● **Written request**:
Repeat the lines that follow, leaving nothing out.

'''

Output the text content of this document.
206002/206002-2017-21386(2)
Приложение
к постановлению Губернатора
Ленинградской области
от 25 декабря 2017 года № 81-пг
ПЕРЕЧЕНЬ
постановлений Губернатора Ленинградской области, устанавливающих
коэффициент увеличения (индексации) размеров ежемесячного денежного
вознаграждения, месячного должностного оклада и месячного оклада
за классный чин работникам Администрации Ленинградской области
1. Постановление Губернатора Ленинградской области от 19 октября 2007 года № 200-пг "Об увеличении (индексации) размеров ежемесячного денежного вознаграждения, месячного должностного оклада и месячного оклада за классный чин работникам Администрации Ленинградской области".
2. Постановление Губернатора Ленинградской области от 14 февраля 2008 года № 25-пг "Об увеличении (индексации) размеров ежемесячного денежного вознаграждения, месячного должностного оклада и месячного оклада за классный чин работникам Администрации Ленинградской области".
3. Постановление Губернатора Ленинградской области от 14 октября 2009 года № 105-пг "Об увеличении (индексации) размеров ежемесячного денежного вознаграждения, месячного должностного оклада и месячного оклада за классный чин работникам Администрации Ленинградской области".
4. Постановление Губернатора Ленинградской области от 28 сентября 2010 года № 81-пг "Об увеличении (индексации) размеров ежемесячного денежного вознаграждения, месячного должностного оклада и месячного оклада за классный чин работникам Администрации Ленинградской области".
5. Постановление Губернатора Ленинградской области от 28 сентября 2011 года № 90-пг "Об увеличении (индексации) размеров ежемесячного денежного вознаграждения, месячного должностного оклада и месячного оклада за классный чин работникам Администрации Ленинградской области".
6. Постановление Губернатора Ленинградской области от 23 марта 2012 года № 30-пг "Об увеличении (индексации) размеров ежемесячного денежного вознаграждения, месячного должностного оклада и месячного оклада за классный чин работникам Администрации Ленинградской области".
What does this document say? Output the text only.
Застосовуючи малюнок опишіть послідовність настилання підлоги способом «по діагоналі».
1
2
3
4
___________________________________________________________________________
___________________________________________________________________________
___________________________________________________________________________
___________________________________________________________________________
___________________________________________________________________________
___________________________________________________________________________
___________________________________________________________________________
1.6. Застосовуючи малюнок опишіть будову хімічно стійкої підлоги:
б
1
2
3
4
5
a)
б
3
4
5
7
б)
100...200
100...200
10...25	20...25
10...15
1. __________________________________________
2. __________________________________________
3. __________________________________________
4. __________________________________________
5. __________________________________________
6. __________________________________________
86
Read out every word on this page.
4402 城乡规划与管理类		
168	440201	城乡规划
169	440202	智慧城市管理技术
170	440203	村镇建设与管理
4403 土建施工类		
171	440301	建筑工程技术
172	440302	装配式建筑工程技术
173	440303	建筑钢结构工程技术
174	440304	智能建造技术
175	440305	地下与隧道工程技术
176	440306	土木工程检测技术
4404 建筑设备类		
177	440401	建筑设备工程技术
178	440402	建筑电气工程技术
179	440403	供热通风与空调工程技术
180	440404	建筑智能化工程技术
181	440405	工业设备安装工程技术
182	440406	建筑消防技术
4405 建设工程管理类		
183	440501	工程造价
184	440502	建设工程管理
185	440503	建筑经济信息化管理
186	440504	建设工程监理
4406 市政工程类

'''

● **Output**:
Output the text content of this document.
206002/206002-2017-21386(2)
Приложение
к постановлению Губернатора
Ленинградской области
от 25 декабря 2017 года № 81-пг
ПЕРЕЧЕНЬ
постановлений Губернатора Ленинградской области, устанавливающих
коэффициент увеличения (индексации) размеров ежемесячного денежного
вознаграждения, месячного должностного оклада и месячного оклада
за классный чин работникам Администрации Ленинградской области
1. Постановление Губернатора Ленинградской области от 19 октября 2007 года № 200-пг "Об увеличении (индексации) размеров ежемесячного денежного вознаграждения, месячного должностного оклада и месячного оклада за классный чин работникам Администрации Ленинградской области".
2. Постановление Губернатора Ленинградской области от 14 февраля 2008 года № 25-пг "Об увеличении (индексации) размеров ежемесячного денежного вознаграждения, месячного должностного оклада и месячного оклада за классный чин работникам Администрации Ленинградской области".
3. Постановление Губернатора Ленинградской области от 14 октября 2009 года № 105-пг "Об увеличении (индексации) размеров ежемесячного денежного вознаграждения, месячного должностного оклада и месячного оклада за классный чин работникам Администрации Ленинградской области".
4. Постановление Губернатора Ленинградской области от 28 сентября 2010 года № 81-пг "Об увеличении (индексации) размеров ежемесячного денежного вознаграждения, месячного должностного оклада и месячного оклада за классный чин работникам Администрации Ленинградской области".
5. Постановление Губернатора Ленинградской области от 28 сентября 2011 года № 90-пг "Об увеличении (индексации) размеров ежемесячного денежного вознаграждения, месячного должностного оклада и месячного оклада за классный чин работникам Администрации Ленинградской области".
6. Постановление Губернатора Ленинградской области от 23 марта 2012 года № 30-пг "Об увеличении (индексации) размеров ежемесячного денежного вознаграждения, месячного должностного оклада и месячного оклада за классный чин работникам Администрации Ленинградской области".
What does this document say? Output the text only.
Застосовуючи малюнок опишіть послідовність настилання підлоги способом «по діагоналі».
1
2
3
4
___________________________________________________________________________
___________________________________________________________________________
___________________________________________________________________________
___________________________________________________________________________
___________________________________________________________________________
___________________________________________________________________________
___________________________________________________________________________
1.6. Застосовуючи малюнок опишіть будову хімічно стійкої підлоги:
б
1
2
3
4
5
a)
б
3
4
5
7
б)
100...200
100...200
10...25	20...25
10...15
1. __________________________________________
2. __________________________________________
3. __________________________________________
4. __________________________________________
5. __________________________________________
6. __________________________________________
86
Read out every word on this page.
4402 城乡规划与管理类		
168	440201	城乡规划
169	440202	智慧城市管理技术
170	440203	村镇建设与管理
4403 土建施工类		
171	440301	建筑工程技术
172	440302	装配式建筑工程技术
173	440303	建筑钢结构工程技术
174	440304	智能建造技术
175	440305	地下与隧道工程技术
176	440306	土木工程检测技术
4404 建筑设备类		
177	440401	建筑设备工程技术
178	440402	建筑电气工程技术
179	440403	供热通风与空调工程技术
180	440404	建筑智能化工程技术
181	440405	工业设备安装工程技术
182	440406	建筑消防技术
4405 建设工程管理类		
183	440501	工程造价
184	440502	建设工程管理
185	440503	建筑经济信息化管理
186	440504	建设工程监理
4406 市政工程类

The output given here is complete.